§ **Task brief**:
Give an exact copy of every line, leaving images out.

§ **Supplied entries**:
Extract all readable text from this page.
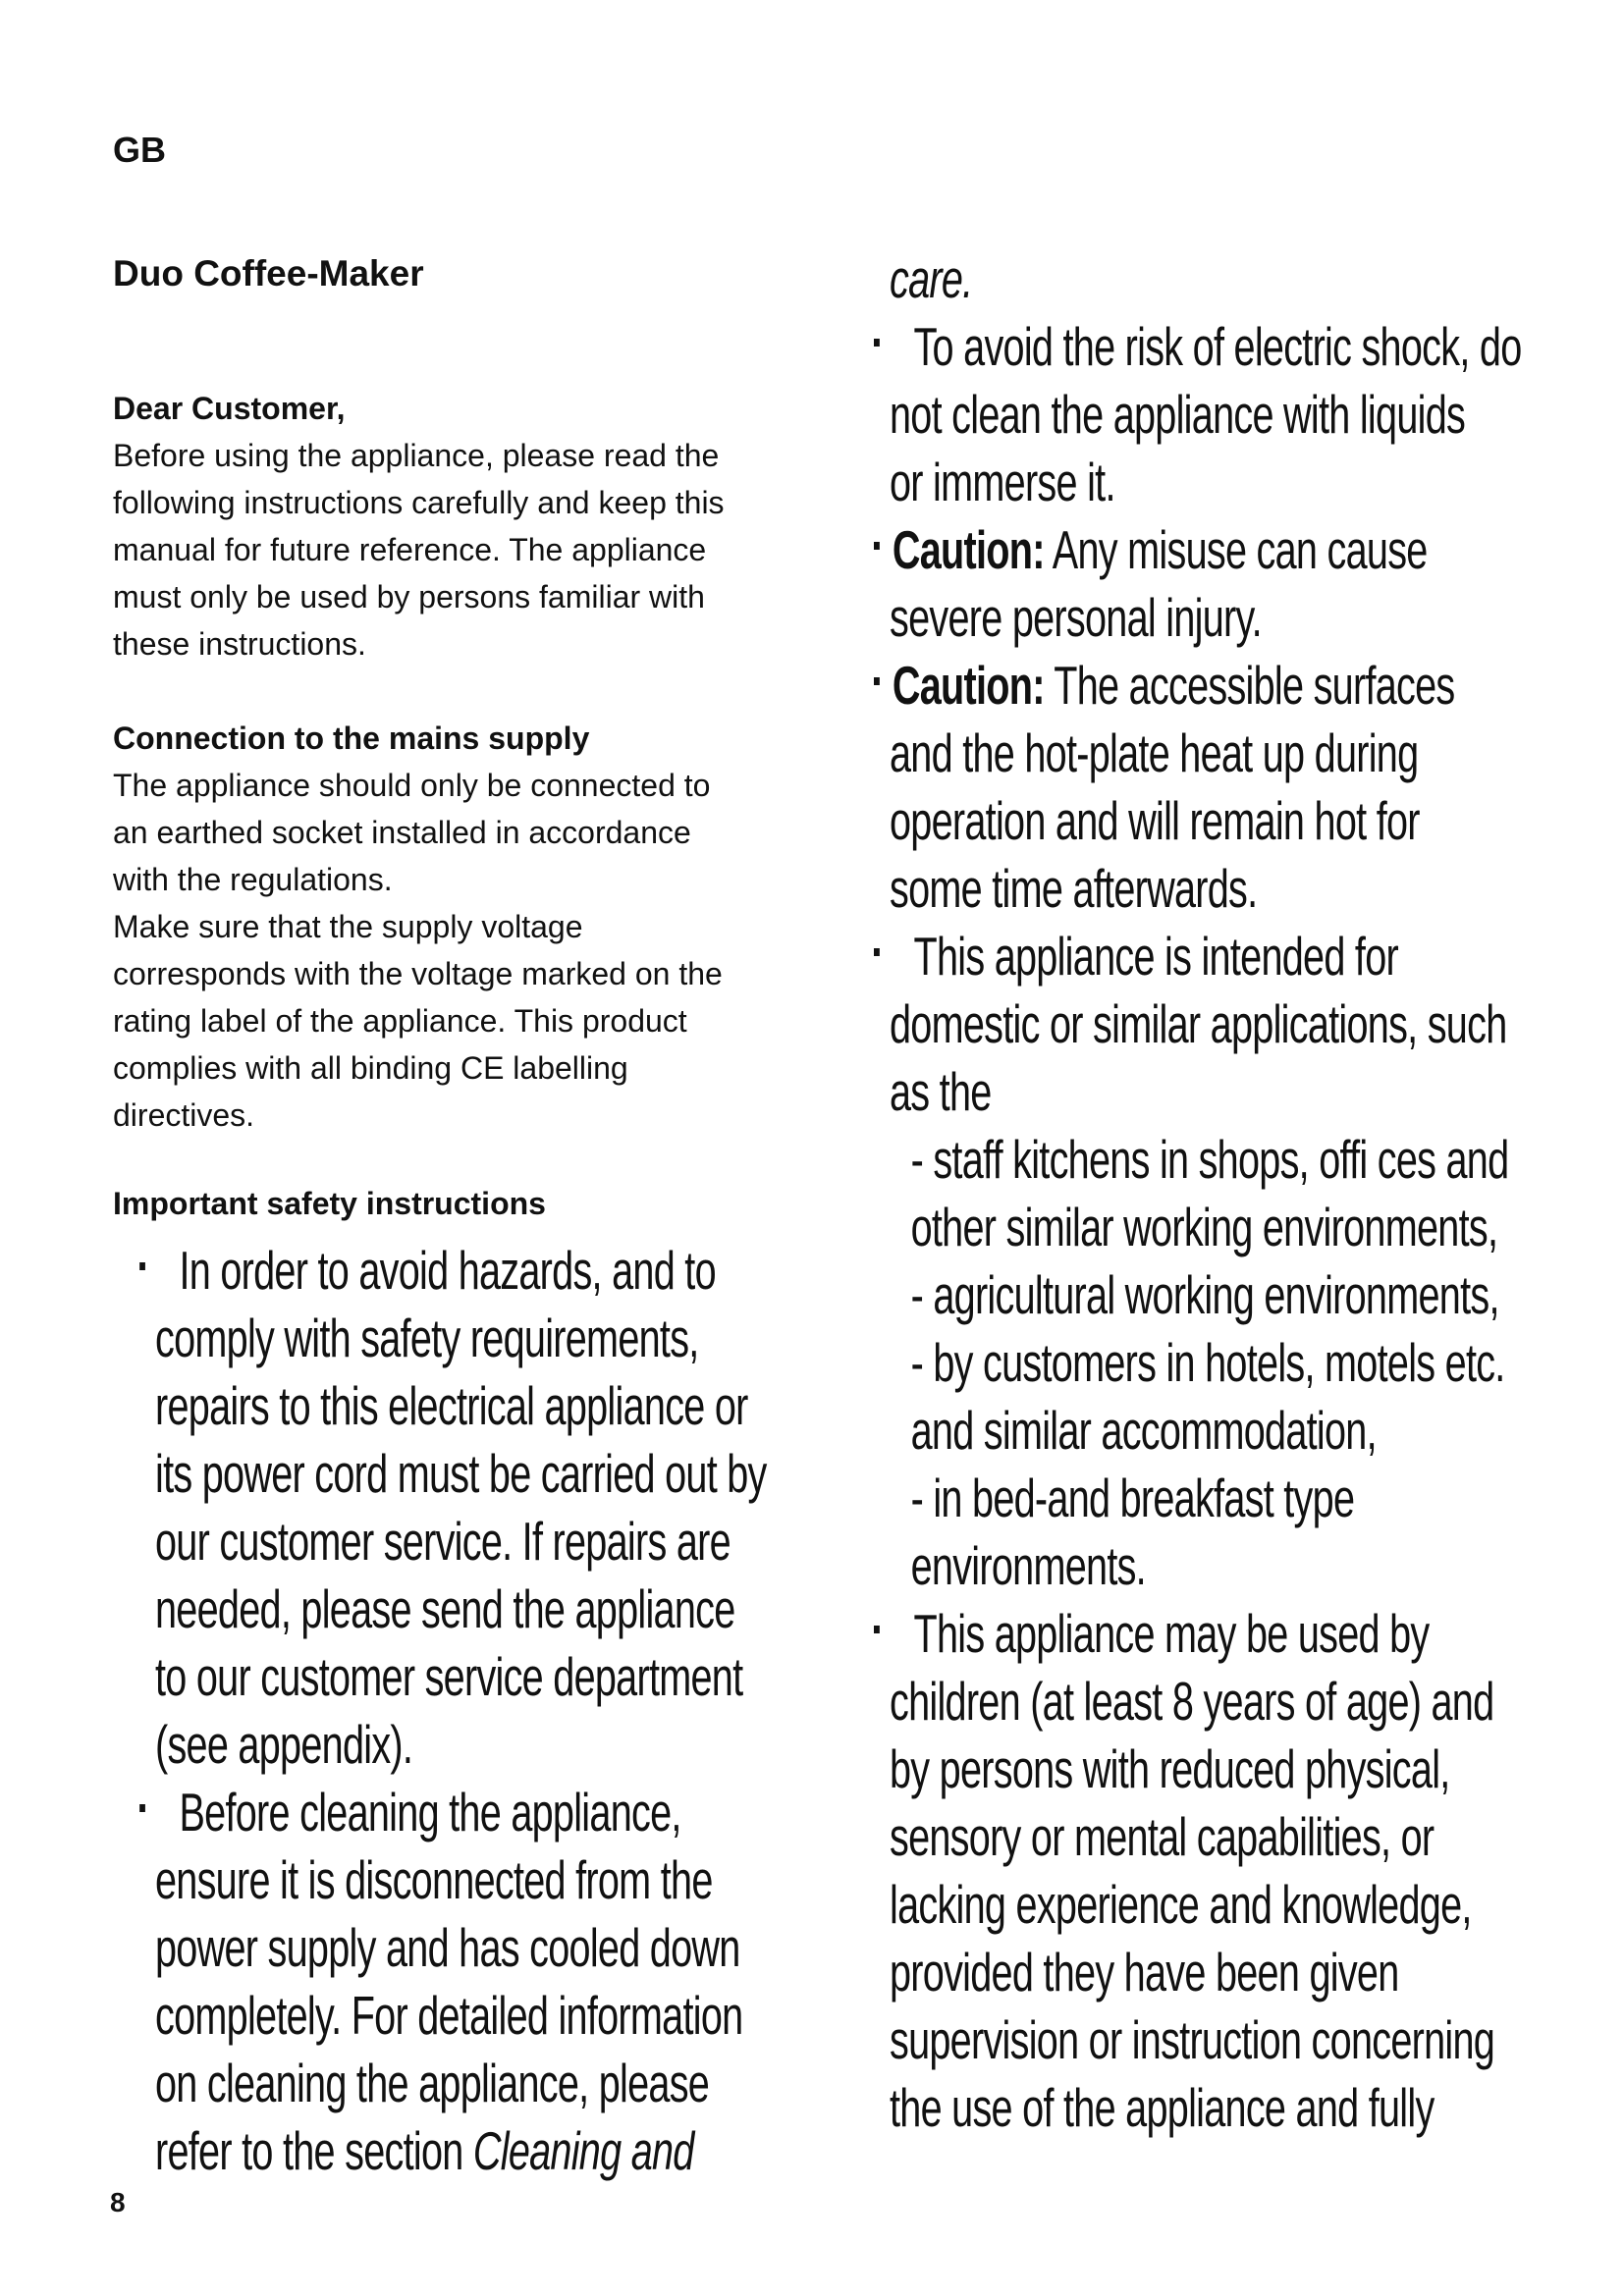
GB
Duo Coffee-Maker
Dear Customer,
Before using the appliance, please read the
following instructions carefully and keep this
manual for future reference. The appliance
must only be used by persons familiar with
these instructions.
Connection to the mains supply
The appliance should only be connected to
an earthed socket installed in accordance
with the regulations.
Make sure that the supply voltage
corresponds with the voltage marked on the
rating label of the appliance. This product
complies with all binding CE labelling
directives.
Important safety instructions
In order to avoid hazards, and to
comply with safety requirements,
repairs to this electrical appliance or
its power cord must be carried out by
our customer service. If repairs are
needed, please send the appliance
to our customer service department
(see appendix).
Before cleaning the appliance,
ensure it is disconnected from the
power supply and has cooled down
completely. For detailed information
on cleaning the appliance, please
refer to the section Cleaning and
care.
To avoid the risk of electric shock, do
not clean the appliance with liquids
or immerse it.
Caution: Any misuse can cause
severe personal injury.
Caution: The accessible surfaces
and the hot-plate heat up during
operation and will remain hot for
some time afterwards.
This appliance is intended for
domestic or similar applications, such
as the
- staff kitchens in shops, offi ces and
other similar working environments,
- agricultural working environments,
- by customers in hotels, motels etc.
and similar accommodation,
- in bed-and breakfast type
environments.
This appliance may be used by
children (at least 8 years of age) and
by persons with reduced physical,
sensory or mental capabilities, or
lacking experience and knowledge,
provided they have been given
supervision or instruction concerning
the use of the appliance and fully
8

§ **Reply to the task**:
Extract all readable text from this page.
GB
Duo Coffee-Maker
Dear Customer,
Before using the appliance, please read the
following instructions carefully and keep this
manual for future reference. The appliance
must only be used by persons familiar with
these instructions.
Connection to the mains supply
The appliance should only be connected to
an earthed socket installed in accordance
with the regulations.
Make sure that the supply voltage
corresponds with the voltage marked on the
rating label of the appliance. This product
complies with all binding CE labelling
directives.
Important safety instructions
In order to avoid hazards, and to
comply with safety requirements,
repairs to this electrical appliance or
its power cord must be carried out by
our customer service. If repairs are
needed, please send the appliance
to our customer service department
(see appendix).
Before cleaning the appliance,
ensure it is disconnected from the
power supply and has cooled down
completely. For detailed information
on cleaning the appliance, please
refer to the section Cleaning and
care.
To avoid the risk of electric shock, do
not clean the appliance with liquids
or immerse it.
Caution: Any misuse can cause
severe personal injury.
Caution: The accessible surfaces
and the hot-plate heat up during
operation and will remain hot for
some time afterwards.
This appliance is intended for
domestic or similar applications, such
as the
- staff kitchens in shops, offi ces and
other similar working environments,
- agricultural working environments,
- by customers in hotels, motels etc.
and similar accommodation,
- in bed-and breakfast type
environments.
This appliance may be used by
children (at least 8 years of age) and
by persons with reduced physical,
sensory or mental capabilities, or
lacking experience and knowledge,
provided they have been given
supervision or instruction concerning
the use of the appliance and fully
8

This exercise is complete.